Set exercise:
Find the lines containing the word "name" and copy every one of them.
(begin)
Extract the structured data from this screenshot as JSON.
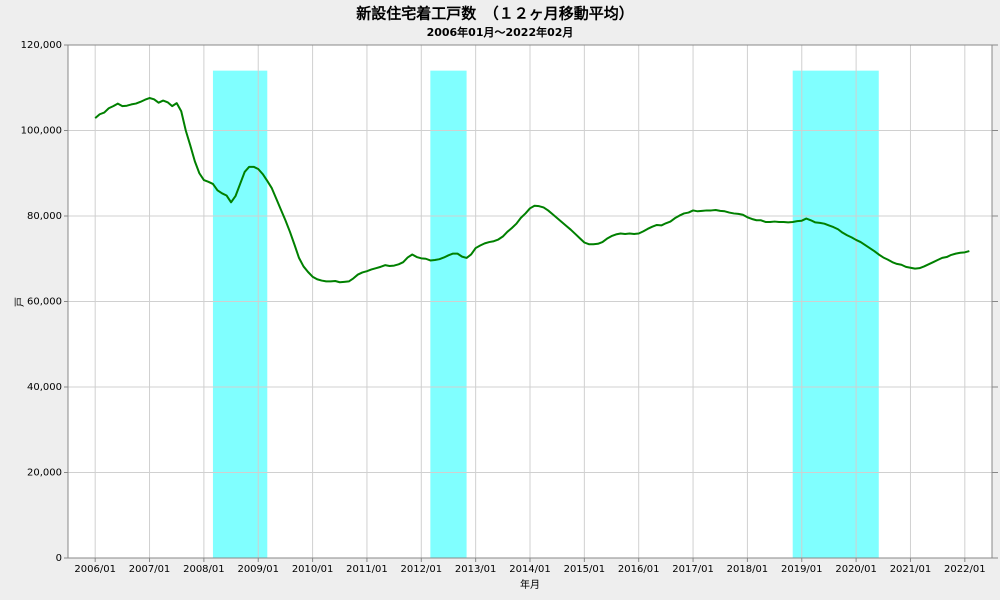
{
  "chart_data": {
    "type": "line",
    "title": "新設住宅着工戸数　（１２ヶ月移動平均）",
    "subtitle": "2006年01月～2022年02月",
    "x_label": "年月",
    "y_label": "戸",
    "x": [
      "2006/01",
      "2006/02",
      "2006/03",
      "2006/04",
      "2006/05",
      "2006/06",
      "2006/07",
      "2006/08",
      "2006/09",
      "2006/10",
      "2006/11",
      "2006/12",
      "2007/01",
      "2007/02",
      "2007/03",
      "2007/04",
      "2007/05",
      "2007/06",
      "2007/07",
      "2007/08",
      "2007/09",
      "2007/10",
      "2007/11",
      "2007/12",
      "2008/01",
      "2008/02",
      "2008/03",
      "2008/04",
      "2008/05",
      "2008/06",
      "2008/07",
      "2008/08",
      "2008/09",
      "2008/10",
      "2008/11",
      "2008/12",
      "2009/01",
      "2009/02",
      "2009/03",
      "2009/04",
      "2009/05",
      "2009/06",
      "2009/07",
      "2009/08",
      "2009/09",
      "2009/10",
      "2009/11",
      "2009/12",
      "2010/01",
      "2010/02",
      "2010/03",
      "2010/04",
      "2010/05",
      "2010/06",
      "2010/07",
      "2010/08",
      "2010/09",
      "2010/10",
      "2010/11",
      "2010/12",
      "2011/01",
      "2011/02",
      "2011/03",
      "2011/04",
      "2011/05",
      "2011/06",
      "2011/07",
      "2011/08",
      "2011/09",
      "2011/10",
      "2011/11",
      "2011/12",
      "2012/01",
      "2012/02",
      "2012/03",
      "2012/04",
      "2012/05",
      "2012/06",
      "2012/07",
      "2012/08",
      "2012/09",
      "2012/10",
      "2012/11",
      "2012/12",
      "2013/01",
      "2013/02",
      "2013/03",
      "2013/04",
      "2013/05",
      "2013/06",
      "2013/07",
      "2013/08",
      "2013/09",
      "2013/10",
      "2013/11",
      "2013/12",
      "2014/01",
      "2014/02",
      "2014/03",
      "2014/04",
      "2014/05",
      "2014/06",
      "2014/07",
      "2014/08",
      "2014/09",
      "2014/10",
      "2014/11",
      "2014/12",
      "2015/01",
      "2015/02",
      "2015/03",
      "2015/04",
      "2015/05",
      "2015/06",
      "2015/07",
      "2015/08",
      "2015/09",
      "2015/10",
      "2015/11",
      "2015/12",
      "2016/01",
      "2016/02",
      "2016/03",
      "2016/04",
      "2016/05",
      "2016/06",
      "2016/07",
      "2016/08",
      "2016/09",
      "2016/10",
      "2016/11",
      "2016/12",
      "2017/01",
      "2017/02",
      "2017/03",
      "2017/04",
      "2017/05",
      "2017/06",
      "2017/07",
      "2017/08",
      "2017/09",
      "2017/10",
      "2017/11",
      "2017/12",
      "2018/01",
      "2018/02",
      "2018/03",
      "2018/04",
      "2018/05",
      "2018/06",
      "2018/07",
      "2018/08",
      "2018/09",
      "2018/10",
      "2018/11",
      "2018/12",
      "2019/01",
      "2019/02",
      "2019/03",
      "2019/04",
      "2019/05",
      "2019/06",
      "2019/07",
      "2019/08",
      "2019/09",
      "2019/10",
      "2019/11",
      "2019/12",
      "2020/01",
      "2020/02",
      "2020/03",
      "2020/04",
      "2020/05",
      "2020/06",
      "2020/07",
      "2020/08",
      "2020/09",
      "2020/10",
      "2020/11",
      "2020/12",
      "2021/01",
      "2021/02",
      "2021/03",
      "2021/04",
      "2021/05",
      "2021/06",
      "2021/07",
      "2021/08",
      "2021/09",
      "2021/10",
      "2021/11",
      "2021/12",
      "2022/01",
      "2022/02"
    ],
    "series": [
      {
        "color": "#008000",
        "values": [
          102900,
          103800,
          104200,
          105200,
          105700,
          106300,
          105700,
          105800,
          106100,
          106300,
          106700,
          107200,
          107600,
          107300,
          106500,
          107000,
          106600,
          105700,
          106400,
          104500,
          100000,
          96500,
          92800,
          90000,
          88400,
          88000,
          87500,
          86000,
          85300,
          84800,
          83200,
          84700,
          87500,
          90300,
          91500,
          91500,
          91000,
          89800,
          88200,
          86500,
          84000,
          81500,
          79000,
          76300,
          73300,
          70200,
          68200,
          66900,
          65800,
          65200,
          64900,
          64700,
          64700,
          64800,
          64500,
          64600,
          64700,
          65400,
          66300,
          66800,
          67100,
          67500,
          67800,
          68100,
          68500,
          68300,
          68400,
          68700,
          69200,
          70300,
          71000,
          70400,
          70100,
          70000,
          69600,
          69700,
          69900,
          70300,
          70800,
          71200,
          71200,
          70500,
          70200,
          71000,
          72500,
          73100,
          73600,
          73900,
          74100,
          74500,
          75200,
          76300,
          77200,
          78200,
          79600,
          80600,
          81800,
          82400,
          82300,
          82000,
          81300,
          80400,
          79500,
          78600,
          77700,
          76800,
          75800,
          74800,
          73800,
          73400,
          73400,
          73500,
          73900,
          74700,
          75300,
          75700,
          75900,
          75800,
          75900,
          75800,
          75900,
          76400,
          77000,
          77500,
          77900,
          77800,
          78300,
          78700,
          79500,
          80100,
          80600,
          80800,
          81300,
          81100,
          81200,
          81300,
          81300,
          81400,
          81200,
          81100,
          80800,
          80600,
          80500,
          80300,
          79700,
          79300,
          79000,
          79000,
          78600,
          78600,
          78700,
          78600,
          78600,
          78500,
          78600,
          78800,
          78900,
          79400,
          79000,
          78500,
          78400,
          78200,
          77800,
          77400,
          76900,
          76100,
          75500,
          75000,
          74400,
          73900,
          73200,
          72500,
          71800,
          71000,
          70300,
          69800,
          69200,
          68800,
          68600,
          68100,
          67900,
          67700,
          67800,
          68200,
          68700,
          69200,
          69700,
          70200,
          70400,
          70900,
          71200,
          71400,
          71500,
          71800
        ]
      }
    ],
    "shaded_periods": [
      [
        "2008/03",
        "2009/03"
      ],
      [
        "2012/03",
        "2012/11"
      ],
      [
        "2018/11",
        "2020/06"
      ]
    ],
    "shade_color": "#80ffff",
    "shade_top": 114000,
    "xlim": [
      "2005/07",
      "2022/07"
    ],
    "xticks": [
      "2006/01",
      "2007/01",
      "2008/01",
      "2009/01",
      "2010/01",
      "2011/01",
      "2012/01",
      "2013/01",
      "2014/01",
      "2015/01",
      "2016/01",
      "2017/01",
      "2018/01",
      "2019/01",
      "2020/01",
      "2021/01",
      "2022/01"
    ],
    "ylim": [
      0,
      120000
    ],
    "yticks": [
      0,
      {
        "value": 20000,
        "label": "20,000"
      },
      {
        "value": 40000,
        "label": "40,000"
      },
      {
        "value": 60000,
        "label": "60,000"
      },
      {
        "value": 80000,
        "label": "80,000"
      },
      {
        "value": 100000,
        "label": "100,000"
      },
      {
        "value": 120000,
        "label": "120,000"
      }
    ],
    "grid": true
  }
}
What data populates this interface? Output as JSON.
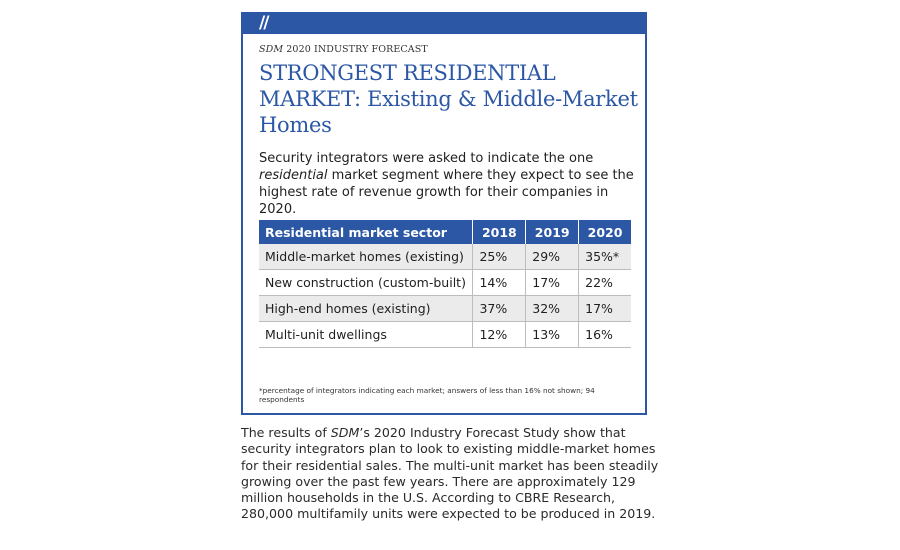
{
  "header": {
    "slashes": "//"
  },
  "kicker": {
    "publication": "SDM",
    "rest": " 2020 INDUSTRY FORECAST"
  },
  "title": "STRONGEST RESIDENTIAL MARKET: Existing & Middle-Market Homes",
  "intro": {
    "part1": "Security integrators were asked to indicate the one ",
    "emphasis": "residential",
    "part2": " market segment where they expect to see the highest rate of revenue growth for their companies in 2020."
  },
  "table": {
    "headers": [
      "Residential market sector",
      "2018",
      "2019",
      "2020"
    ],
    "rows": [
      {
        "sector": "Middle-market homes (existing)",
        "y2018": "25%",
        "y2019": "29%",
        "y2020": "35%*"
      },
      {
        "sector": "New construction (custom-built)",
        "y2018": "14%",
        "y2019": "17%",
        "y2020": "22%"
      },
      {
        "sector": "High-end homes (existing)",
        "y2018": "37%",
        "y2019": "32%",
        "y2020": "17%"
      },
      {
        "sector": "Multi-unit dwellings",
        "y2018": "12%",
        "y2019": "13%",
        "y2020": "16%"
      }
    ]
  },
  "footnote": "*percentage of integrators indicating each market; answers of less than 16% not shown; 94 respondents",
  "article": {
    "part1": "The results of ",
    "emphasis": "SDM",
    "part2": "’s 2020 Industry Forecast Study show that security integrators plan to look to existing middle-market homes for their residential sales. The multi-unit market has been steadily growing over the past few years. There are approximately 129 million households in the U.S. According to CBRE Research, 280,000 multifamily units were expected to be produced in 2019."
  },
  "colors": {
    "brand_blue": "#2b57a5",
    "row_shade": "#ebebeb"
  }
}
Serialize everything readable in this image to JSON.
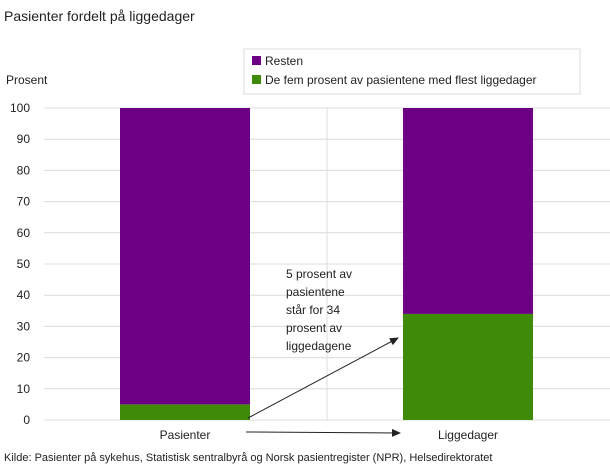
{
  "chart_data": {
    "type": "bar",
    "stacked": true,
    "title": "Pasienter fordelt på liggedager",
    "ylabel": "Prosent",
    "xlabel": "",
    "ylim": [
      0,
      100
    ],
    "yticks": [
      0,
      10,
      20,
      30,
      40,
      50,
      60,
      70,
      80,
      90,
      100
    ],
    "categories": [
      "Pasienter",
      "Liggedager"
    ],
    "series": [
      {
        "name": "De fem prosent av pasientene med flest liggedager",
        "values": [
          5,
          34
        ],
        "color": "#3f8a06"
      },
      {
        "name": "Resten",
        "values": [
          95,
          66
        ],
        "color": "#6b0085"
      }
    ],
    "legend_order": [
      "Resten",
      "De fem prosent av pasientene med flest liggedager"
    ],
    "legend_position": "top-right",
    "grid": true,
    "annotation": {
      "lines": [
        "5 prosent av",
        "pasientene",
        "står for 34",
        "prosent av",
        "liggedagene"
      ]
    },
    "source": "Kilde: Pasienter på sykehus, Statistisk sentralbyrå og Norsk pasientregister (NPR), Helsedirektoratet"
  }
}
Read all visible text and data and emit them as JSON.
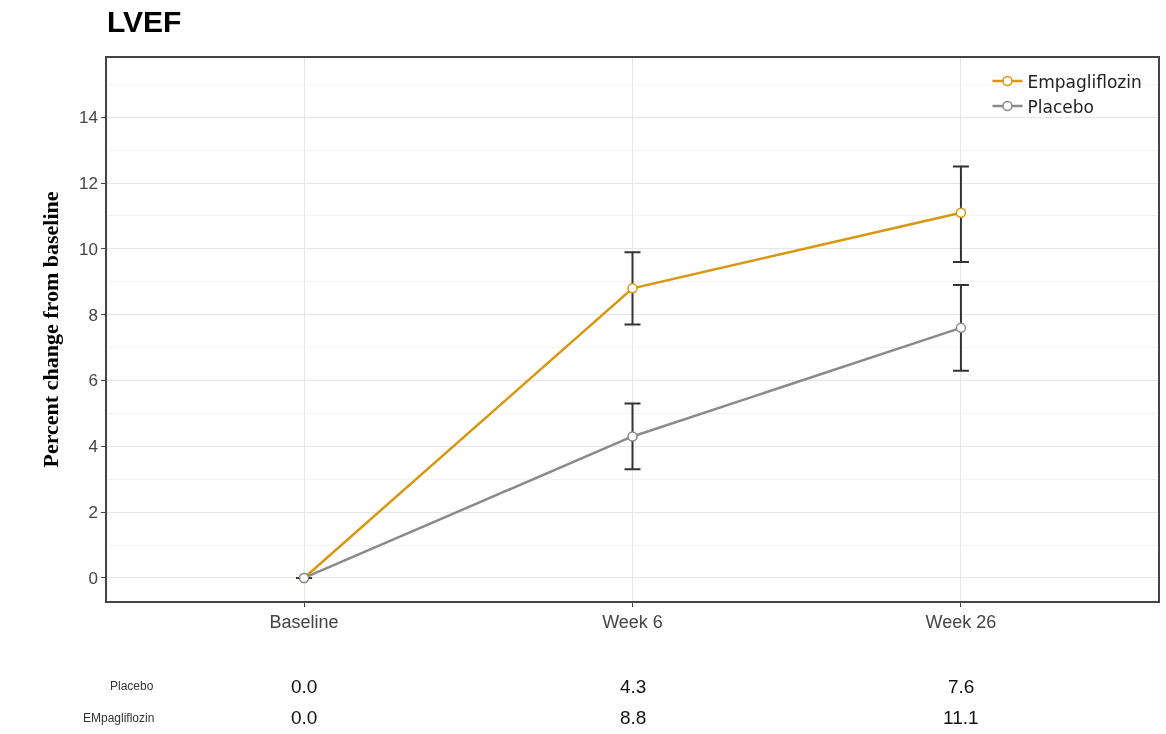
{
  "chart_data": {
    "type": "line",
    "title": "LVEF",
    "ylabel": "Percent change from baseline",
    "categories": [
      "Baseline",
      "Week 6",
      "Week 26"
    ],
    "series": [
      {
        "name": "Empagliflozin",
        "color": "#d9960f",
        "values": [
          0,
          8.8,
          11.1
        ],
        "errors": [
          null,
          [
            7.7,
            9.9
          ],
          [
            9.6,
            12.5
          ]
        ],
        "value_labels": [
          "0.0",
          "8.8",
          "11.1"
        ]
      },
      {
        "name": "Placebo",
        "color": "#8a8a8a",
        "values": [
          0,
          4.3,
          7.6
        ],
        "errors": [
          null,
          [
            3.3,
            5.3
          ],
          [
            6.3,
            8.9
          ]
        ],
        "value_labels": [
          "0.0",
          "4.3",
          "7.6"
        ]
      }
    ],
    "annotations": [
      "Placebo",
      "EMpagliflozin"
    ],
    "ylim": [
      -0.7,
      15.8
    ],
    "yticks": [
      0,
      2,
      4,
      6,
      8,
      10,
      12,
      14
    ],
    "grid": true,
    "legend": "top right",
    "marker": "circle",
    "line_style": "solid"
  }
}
(end)
Finished task:
        "name": "De fem prosent av pasientene med flest liggedager",
        "name": "Resten",
        "name": "Empagliflozin",
        "name": "Placebo",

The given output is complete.